Search the records for "amazing". Copy every line where it appears.

[Entries from a dataset]
## start

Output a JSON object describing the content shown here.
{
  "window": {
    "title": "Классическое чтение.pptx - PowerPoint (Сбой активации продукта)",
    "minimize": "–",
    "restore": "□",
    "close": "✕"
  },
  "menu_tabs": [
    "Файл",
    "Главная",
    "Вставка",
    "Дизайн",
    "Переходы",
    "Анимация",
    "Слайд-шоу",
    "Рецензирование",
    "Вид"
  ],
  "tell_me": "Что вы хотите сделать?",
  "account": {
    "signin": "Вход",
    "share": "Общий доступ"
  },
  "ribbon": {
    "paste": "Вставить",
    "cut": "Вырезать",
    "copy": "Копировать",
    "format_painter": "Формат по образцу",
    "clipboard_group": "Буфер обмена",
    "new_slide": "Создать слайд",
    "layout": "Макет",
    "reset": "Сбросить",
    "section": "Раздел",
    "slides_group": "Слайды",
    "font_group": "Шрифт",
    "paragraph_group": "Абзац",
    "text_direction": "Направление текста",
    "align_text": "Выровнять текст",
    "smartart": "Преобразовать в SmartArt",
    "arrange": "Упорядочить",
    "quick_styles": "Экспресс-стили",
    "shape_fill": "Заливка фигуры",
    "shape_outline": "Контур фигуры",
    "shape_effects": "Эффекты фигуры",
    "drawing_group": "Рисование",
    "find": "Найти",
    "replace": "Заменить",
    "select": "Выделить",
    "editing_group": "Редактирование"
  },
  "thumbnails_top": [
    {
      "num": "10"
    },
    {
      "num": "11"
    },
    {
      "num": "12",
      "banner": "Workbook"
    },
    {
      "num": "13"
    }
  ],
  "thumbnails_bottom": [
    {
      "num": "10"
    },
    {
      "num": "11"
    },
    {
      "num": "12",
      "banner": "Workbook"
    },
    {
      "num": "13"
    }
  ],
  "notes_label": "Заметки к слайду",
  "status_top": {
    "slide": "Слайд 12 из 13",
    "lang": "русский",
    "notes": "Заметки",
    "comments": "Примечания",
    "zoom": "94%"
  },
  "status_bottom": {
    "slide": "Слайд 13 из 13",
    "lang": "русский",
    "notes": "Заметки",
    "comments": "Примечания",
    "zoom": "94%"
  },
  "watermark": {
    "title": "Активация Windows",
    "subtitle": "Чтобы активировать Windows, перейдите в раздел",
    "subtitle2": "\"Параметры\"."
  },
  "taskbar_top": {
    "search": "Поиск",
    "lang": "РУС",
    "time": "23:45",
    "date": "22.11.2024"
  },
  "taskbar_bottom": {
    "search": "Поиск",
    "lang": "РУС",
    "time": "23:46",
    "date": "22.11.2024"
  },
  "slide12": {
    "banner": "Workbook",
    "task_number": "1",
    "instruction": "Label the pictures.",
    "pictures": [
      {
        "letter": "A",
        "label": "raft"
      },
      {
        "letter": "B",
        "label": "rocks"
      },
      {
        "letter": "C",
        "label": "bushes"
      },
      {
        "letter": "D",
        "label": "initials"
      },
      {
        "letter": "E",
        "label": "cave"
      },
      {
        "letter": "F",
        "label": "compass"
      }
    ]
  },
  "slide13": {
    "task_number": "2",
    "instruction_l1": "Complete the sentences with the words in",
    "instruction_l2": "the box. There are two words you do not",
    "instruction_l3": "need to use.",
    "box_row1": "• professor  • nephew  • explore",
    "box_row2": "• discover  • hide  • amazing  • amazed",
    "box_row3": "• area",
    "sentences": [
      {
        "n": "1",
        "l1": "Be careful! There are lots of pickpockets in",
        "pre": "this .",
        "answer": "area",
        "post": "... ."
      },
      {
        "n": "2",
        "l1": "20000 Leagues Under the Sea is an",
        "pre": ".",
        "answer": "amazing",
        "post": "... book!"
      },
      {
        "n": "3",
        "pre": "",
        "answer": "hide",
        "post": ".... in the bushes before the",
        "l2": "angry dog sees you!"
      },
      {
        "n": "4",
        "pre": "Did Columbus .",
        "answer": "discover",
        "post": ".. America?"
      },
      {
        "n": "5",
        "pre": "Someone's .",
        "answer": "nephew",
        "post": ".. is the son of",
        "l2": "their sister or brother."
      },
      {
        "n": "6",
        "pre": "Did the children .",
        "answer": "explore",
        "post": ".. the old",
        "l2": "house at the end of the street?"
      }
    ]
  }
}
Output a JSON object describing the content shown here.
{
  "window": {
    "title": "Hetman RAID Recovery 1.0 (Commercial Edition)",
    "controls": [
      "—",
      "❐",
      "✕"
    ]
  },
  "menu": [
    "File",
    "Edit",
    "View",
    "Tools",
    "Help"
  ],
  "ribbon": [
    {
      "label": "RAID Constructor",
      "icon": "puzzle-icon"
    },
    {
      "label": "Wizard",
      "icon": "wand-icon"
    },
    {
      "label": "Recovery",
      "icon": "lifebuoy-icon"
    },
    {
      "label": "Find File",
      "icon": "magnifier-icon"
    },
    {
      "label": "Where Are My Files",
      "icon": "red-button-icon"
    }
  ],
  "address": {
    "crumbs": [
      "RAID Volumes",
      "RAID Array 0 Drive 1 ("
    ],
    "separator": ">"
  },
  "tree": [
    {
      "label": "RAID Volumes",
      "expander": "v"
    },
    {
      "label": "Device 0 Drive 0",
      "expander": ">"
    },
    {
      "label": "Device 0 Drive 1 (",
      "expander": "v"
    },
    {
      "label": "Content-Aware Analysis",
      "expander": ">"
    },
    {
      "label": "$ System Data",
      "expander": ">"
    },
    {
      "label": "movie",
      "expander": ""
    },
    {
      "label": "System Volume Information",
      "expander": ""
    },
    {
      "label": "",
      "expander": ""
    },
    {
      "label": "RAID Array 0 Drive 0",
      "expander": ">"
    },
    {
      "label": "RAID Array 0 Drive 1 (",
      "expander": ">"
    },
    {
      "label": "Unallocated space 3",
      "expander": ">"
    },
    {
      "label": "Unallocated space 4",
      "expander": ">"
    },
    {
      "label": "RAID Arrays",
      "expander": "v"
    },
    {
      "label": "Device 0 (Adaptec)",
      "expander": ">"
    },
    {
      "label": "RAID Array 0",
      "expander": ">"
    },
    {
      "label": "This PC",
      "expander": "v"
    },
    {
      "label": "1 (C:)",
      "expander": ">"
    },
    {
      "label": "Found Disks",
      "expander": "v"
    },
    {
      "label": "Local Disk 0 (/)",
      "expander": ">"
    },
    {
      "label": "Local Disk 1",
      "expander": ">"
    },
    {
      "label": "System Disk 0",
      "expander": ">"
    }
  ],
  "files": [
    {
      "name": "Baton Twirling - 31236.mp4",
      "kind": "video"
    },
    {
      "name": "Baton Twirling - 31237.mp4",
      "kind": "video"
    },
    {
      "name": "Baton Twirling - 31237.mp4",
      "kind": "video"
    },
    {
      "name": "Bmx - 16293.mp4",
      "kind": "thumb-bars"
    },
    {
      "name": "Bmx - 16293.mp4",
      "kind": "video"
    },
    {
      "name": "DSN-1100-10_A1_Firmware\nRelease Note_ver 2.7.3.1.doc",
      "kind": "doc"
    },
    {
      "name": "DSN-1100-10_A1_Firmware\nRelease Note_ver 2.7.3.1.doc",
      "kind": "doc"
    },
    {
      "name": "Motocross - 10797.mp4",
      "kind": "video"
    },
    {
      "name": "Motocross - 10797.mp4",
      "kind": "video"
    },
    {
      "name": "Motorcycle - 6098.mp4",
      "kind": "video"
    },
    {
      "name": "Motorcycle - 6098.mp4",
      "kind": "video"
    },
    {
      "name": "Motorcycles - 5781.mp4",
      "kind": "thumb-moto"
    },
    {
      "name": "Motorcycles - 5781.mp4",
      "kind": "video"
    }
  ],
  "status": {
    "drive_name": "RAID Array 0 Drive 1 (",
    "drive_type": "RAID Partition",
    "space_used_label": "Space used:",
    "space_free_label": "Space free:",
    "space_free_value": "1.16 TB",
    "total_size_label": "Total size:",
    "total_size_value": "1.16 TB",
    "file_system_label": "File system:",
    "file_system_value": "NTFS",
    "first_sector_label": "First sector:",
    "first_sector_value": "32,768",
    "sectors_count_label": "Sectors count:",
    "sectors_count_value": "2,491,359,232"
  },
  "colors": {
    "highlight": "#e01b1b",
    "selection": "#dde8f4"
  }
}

## end

→ **FINISHED TASK**:
    "box_row2": "• discover  • hide  • amazing  • amazed",
        "answer": "amazing",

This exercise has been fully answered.